What is asked ::
Write the listing below out again exactly, dropping the images.
----- Data provided -----
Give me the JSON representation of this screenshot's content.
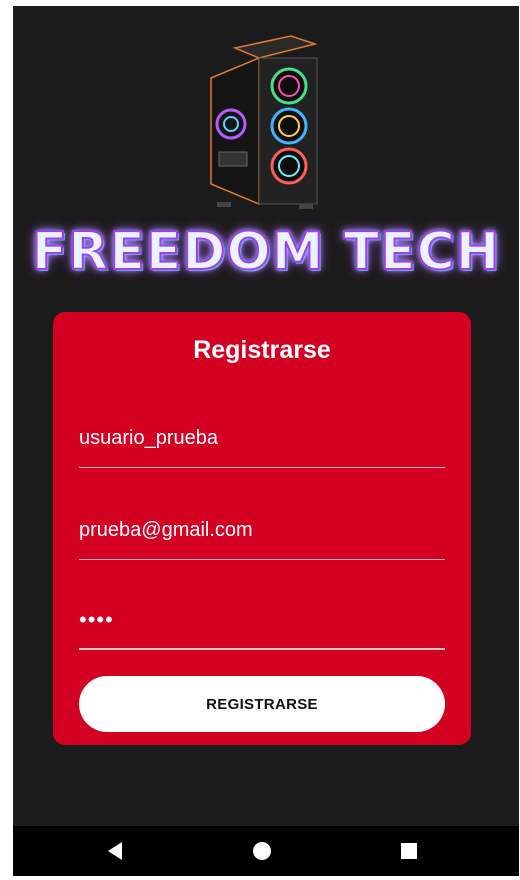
{
  "logo": {
    "text": "FREEDOM TECH"
  },
  "form": {
    "title": "Registrarse",
    "username_value": "usuario_prueba",
    "email_value": "prueba@gmail.com",
    "password_value": "••••",
    "submit_label": "REGISTRARSE"
  },
  "colors": {
    "background": "#1b1b1b",
    "card": "#d30022",
    "button": "#ffffff",
    "navbar": "#000000"
  },
  "navbar": {
    "back_icon": "back-triangle-icon",
    "home_icon": "home-circle-icon",
    "recent_icon": "recent-apps-square-icon"
  }
}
-----
Task answer ::
Give me the JSON representation of this screenshot's content.
{
  "logo": {
    "text": "FREEDOM TECH"
  },
  "form": {
    "title": "Registrarse",
    "username_value": "usuario_prueba",
    "email_value": "prueba@gmail.com",
    "password_value": "••••",
    "submit_label": "REGISTRARSE"
  },
  "colors": {
    "background": "#1b1b1b",
    "card": "#d30022",
    "button": "#ffffff",
    "navbar": "#000000"
  },
  "navbar": {
    "back_icon": "back-triangle-icon",
    "home_icon": "home-circle-icon",
    "recent_icon": "recent-apps-square-icon"
  }
}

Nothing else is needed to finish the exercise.